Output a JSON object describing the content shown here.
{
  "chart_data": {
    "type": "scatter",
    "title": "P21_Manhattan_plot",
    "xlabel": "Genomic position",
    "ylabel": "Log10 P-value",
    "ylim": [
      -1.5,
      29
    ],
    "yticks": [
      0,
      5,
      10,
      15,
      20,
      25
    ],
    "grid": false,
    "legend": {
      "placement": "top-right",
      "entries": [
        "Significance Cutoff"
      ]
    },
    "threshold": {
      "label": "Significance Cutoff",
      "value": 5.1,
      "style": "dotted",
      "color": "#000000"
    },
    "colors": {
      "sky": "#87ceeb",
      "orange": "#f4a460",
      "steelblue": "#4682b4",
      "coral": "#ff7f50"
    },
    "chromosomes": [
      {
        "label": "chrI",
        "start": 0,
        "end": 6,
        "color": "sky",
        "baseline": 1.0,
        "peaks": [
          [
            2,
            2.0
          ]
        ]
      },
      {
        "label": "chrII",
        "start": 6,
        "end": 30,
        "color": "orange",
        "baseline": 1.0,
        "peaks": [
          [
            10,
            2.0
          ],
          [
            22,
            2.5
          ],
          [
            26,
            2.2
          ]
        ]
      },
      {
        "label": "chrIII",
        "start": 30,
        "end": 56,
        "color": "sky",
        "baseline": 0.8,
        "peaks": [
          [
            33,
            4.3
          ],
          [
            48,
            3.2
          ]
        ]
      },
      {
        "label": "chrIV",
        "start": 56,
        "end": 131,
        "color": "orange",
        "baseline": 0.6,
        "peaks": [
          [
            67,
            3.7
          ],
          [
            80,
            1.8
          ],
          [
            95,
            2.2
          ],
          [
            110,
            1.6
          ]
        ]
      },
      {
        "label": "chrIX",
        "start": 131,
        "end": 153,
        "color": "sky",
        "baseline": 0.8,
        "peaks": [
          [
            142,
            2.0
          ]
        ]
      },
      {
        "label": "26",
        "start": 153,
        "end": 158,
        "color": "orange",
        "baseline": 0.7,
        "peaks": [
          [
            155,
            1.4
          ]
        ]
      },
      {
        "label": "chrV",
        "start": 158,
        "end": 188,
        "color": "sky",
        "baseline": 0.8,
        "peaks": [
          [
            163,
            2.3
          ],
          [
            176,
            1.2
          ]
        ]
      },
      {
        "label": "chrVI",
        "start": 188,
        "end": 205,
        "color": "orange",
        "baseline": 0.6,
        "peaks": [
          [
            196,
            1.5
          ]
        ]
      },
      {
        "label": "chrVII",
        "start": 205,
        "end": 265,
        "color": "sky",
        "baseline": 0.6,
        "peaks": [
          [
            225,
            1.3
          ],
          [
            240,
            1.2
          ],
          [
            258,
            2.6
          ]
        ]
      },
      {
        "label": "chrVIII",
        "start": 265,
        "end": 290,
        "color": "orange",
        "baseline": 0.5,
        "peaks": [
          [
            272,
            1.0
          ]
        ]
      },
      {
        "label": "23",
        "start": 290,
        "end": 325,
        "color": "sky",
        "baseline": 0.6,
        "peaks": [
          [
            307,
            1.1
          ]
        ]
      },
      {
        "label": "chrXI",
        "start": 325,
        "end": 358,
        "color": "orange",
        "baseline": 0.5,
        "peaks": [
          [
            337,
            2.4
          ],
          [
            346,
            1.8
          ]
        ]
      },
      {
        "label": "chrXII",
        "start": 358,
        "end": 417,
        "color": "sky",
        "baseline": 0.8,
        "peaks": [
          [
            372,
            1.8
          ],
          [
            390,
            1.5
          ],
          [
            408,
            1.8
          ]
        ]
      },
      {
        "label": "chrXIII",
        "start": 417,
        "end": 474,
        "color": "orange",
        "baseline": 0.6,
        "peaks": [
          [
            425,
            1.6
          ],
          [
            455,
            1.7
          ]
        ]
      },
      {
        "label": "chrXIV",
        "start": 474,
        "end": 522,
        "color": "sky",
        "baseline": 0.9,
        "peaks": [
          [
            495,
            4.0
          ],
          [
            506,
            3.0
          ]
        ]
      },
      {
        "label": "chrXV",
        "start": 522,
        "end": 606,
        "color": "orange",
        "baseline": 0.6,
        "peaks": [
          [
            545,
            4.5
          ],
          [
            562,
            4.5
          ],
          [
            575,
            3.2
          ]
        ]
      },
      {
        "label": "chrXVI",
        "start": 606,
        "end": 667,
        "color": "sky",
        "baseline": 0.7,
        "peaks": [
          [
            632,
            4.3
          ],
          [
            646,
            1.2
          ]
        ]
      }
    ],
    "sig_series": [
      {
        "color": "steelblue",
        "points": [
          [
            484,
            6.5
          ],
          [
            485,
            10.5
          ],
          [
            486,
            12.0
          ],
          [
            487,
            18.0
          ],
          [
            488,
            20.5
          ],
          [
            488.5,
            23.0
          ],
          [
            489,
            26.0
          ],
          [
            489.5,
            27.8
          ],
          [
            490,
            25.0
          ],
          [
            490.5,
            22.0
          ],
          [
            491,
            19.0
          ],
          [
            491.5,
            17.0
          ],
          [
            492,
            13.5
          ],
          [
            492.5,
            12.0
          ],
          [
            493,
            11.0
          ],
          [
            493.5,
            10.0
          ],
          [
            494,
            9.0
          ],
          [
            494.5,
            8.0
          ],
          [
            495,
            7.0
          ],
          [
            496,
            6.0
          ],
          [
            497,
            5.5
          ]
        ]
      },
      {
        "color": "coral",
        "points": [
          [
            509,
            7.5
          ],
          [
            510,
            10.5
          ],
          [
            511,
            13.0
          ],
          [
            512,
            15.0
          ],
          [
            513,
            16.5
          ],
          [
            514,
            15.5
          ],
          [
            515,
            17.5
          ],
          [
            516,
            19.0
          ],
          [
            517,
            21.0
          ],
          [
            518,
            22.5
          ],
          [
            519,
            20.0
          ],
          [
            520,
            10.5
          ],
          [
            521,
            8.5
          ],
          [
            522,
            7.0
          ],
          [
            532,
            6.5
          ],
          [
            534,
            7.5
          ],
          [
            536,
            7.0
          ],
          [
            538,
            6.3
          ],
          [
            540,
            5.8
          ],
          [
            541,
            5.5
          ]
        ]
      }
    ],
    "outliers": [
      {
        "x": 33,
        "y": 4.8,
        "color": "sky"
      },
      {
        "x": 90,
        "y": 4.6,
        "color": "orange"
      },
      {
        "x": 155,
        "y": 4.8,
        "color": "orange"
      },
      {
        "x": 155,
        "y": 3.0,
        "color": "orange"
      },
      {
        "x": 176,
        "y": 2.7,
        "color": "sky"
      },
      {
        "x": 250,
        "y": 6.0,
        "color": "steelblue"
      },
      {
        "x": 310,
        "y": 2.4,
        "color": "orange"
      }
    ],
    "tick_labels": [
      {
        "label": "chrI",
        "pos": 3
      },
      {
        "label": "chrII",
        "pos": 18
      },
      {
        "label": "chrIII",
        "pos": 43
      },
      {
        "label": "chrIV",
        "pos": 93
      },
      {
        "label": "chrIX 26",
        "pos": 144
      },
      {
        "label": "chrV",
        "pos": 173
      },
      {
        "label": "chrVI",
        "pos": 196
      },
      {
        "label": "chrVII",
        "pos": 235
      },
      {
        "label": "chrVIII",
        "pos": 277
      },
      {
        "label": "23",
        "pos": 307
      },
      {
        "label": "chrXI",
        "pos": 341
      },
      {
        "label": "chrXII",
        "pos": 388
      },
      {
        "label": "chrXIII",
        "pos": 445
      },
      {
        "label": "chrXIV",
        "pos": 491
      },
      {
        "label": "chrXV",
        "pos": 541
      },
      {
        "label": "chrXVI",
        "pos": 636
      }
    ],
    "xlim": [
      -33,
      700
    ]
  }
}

----

Exercise directions ▸ Each entry should be duplicated exactly as it was given.

Response to this task ▸
Output a JSON object describing the content shown here.
{
  "chart_data": {
    "type": "scatter",
    "title": "P21_Manhattan_plot",
    "xlabel": "Genomic position",
    "ylabel": "Log10 P-value",
    "ylim": [
      -1.5,
      29
    ],
    "yticks": [
      0,
      5,
      10,
      15,
      20,
      25
    ],
    "grid": false,
    "legend": {
      "placement": "top-right",
      "entries": [
        "Significance Cutoff"
      ]
    },
    "threshold": {
      "label": "Significance Cutoff",
      "value": 5.1,
      "style": "dotted",
      "color": "#000000"
    },
    "colors": {
      "sky": "#87ceeb",
      "orange": "#f4a460",
      "steelblue": "#4682b4",
      "coral": "#ff7f50"
    },
    "chromosomes": [
      {
        "label": "chrI",
        "start": 0,
        "end": 6,
        "color": "sky",
        "baseline": 1.0,
        "peaks": [
          [
            2,
            2.0
          ]
        ]
      },
      {
        "label": "chrII",
        "start": 6,
        "end": 30,
        "color": "orange",
        "baseline": 1.0,
        "peaks": [
          [
            10,
            2.0
          ],
          [
            22,
            2.5
          ],
          [
            26,
            2.2
          ]
        ]
      },
      {
        "label": "chrIII",
        "start": 30,
        "end": 56,
        "color": "sky",
        "baseline": 0.8,
        "peaks": [
          [
            33,
            4.3
          ],
          [
            48,
            3.2
          ]
        ]
      },
      {
        "label": "chrIV",
        "start": 56,
        "end": 131,
        "color": "orange",
        "baseline": 0.6,
        "peaks": [
          [
            67,
            3.7
          ],
          [
            80,
            1.8
          ],
          [
            95,
            2.2
          ],
          [
            110,
            1.6
          ]
        ]
      },
      {
        "label": "chrIX",
        "start": 131,
        "end": 153,
        "color": "sky",
        "baseline": 0.8,
        "peaks": [
          [
            142,
            2.0
          ]
        ]
      },
      {
        "label": "26",
        "start": 153,
        "end": 158,
        "color": "orange",
        "baseline": 0.7,
        "peaks": [
          [
            155,
            1.4
          ]
        ]
      },
      {
        "label": "chrV",
        "start": 158,
        "end": 188,
        "color": "sky",
        "baseline": 0.8,
        "peaks": [
          [
            163,
            2.3
          ],
          [
            176,
            1.2
          ]
        ]
      },
      {
        "label": "chrVI",
        "start": 188,
        "end": 205,
        "color": "orange",
        "baseline": 0.6,
        "peaks": [
          [
            196,
            1.5
          ]
        ]
      },
      {
        "label": "chrVII",
        "start": 205,
        "end": 265,
        "color": "sky",
        "baseline": 0.6,
        "peaks": [
          [
            225,
            1.3
          ],
          [
            240,
            1.2
          ],
          [
            258,
            2.6
          ]
        ]
      },
      {
        "label": "chrVIII",
        "start": 265,
        "end": 290,
        "color": "orange",
        "baseline": 0.5,
        "peaks": [
          [
            272,
            1.0
          ]
        ]
      },
      {
        "label": "23",
        "start": 290,
        "end": 325,
        "color": "sky",
        "baseline": 0.6,
        "peaks": [
          [
            307,
            1.1
          ]
        ]
      },
      {
        "label": "chrXI",
        "start": 325,
        "end": 358,
        "color": "orange",
        "baseline": 0.5,
        "peaks": [
          [
            337,
            2.4
          ],
          [
            346,
            1.8
          ]
        ]
      },
      {
        "label": "chrXII",
        "start": 358,
        "end": 417,
        "color": "sky",
        "baseline": 0.8,
        "peaks": [
          [
            372,
            1.8
          ],
          [
            390,
            1.5
          ],
          [
            408,
            1.8
          ]
        ]
      },
      {
        "label": "chrXIII",
        "start": 417,
        "end": 474,
        "color": "orange",
        "baseline": 0.6,
        "peaks": [
          [
            425,
            1.6
          ],
          [
            455,
            1.7
          ]
        ]
      },
      {
        "label": "chrXIV",
        "start": 474,
        "end": 522,
        "color": "sky",
        "baseline": 0.9,
        "peaks": [
          [
            495,
            4.0
          ],
          [
            506,
            3.0
          ]
        ]
      },
      {
        "label": "chrXV",
        "start": 522,
        "end": 606,
        "color": "orange",
        "baseline": 0.6,
        "peaks": [
          [
            545,
            4.5
          ],
          [
            562,
            4.5
          ],
          [
            575,
            3.2
          ]
        ]
      },
      {
        "label": "chrXVI",
        "start": 606,
        "end": 667,
        "color": "sky",
        "baseline": 0.7,
        "peaks": [
          [
            632,
            4.3
          ],
          [
            646,
            1.2
          ]
        ]
      }
    ],
    "sig_series": [
      {
        "color": "steelblue",
        "points": [
          [
            484,
            6.5
          ],
          [
            485,
            10.5
          ],
          [
            486,
            12.0
          ],
          [
            487,
            18.0
          ],
          [
            488,
            20.5
          ],
          [
            488.5,
            23.0
          ],
          [
            489,
            26.0
          ],
          [
            489.5,
            27.8
          ],
          [
            490,
            25.0
          ],
          [
            490.5,
            22.0
          ],
          [
            491,
            19.0
          ],
          [
            491.5,
            17.0
          ],
          [
            492,
            13.5
          ],
          [
            492.5,
            12.0
          ],
          [
            493,
            11.0
          ],
          [
            493.5,
            10.0
          ],
          [
            494,
            9.0
          ],
          [
            494.5,
            8.0
          ],
          [
            495,
            7.0
          ],
          [
            496,
            6.0
          ],
          [
            497,
            5.5
          ]
        ]
      },
      {
        "color": "coral",
        "points": [
          [
            509,
            7.5
          ],
          [
            510,
            10.5
          ],
          [
            511,
            13.0
          ],
          [
            512,
            15.0
          ],
          [
            513,
            16.5
          ],
          [
            514,
            15.5
          ],
          [
            515,
            17.5
          ],
          [
            516,
            19.0
          ],
          [
            517,
            21.0
          ],
          [
            518,
            22.5
          ],
          [
            519,
            20.0
          ],
          [
            520,
            10.5
          ],
          [
            521,
            8.5
          ],
          [
            522,
            7.0
          ],
          [
            532,
            6.5
          ],
          [
            534,
            7.5
          ],
          [
            536,
            7.0
          ],
          [
            538,
            6.3
          ],
          [
            540,
            5.8
          ],
          [
            541,
            5.5
          ]
        ]
      }
    ],
    "outliers": [
      {
        "x": 33,
        "y": 4.8,
        "color": "sky"
      },
      {
        "x": 90,
        "y": 4.6,
        "color": "orange"
      },
      {
        "x": 155,
        "y": 4.8,
        "color": "orange"
      },
      {
        "x": 155,
        "y": 3.0,
        "color": "orange"
      },
      {
        "x": 176,
        "y": 2.7,
        "color": "sky"
      },
      {
        "x": 250,
        "y": 6.0,
        "color": "steelblue"
      },
      {
        "x": 310,
        "y": 2.4,
        "color": "orange"
      }
    ],
    "tick_labels": [
      {
        "label": "chrI",
        "pos": 3
      },
      {
        "label": "chrII",
        "pos": 18
      },
      {
        "label": "chrIII",
        "pos": 43
      },
      {
        "label": "chrIV",
        "pos": 93
      },
      {
        "label": "chrIX 26",
        "pos": 144
      },
      {
        "label": "chrV",
        "pos": 173
      },
      {
        "label": "chrVI",
        "pos": 196
      },
      {
        "label": "chrVII",
        "pos": 235
      },
      {
        "label": "chrVIII",
        "pos": 277
      },
      {
        "label": "23",
        "pos": 307
      },
      {
        "label": "chrXI",
        "pos": 341
      },
      {
        "label": "chrXII",
        "pos": 388
      },
      {
        "label": "chrXIII",
        "pos": 445
      },
      {
        "label": "chrXIV",
        "pos": 491
      },
      {
        "label": "chrXV",
        "pos": 541
      },
      {
        "label": "chrXVI",
        "pos": 636
      }
    ],
    "xlim": [
      -33,
      700
    ]
  }
}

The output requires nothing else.